_EXERCISE REQUIREMENTS_
Emit a verbatim copy of the lines running from the line with "Serialize everything readable" through the end of the material below.

_DATA FOR THIS EXERCISE_
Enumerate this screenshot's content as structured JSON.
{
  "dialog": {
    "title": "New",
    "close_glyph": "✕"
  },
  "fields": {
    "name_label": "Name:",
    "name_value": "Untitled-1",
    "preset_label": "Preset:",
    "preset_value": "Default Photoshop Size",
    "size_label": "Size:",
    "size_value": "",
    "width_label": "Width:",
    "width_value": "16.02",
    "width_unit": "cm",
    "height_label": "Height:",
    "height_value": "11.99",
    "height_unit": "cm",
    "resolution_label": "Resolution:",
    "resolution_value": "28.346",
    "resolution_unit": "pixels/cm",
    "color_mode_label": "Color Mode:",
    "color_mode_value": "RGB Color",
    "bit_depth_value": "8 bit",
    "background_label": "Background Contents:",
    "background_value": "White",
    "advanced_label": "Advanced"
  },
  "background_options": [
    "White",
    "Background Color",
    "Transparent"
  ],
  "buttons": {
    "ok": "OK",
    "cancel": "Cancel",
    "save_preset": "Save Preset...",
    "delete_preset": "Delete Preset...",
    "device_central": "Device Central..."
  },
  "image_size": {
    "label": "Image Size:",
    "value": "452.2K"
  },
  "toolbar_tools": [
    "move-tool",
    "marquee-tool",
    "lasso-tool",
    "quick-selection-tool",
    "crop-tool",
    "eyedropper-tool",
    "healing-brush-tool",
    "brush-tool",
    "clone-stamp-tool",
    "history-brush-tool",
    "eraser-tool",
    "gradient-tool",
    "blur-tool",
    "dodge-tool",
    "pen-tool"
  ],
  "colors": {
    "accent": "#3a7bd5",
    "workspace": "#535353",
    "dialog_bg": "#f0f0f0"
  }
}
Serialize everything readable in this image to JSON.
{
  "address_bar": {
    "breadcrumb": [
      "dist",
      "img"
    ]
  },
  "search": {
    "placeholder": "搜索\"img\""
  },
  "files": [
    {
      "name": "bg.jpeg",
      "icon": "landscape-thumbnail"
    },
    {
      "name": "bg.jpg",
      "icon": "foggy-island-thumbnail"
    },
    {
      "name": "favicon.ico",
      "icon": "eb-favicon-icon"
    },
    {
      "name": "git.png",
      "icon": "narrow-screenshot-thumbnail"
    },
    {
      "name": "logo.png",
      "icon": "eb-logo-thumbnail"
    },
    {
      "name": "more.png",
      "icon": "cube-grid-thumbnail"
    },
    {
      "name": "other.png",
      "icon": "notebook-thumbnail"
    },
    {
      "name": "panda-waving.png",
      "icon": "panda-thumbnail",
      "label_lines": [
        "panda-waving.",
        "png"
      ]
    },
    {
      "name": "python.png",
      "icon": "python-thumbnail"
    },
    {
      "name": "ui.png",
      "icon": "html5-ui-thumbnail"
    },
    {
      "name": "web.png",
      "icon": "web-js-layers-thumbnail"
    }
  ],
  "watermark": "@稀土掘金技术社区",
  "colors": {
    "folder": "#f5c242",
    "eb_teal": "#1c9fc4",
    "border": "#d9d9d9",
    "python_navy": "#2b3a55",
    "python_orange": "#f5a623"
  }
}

_ANSWER BELOW_
Serialize everything readable in this image to JSON.
{
  "address_bar": {
    "breadcrumb": [
      "dist",
      "img"
    ]
  },
  "search": {
    "placeholder": "搜索\"img\""
  },
  "files": [
    {
      "name": "bg.jpeg",
      "icon": "landscape-thumbnail"
    },
    {
      "name": "bg.jpg",
      "icon": "foggy-island-thumbnail"
    },
    {
      "name": "favicon.ico",
      "icon": "eb-favicon-icon"
    },
    {
      "name": "git.png",
      "icon": "narrow-screenshot-thumbnail"
    },
    {
      "name": "logo.png",
      "icon": "eb-logo-thumbnail"
    },
    {
      "name": "more.png",
      "icon": "cube-grid-thumbnail"
    },
    {
      "name": "other.png",
      "icon": "notebook-thumbnail"
    },
    {
      "name": "panda-waving.png",
      "icon": "panda-thumbnail",
      "label_lines": [
        "panda-waving.",
        "png"
      ]
    },
    {
      "name": "python.png",
      "icon": "python-thumbnail"
    },
    {
      "name": "ui.png",
      "icon": "html5-ui-thumbnail"
    },
    {
      "name": "web.png",
      "icon": "web-js-layers-thumbnail"
    }
  ],
  "watermark": "@稀土掘金技术社区",
  "colors": {
    "folder": "#f5c242",
    "eb_teal": "#1c9fc4",
    "border": "#d9d9d9",
    "python_navy": "#2b3a55",
    "python_orange": "#f5a623"
  }
}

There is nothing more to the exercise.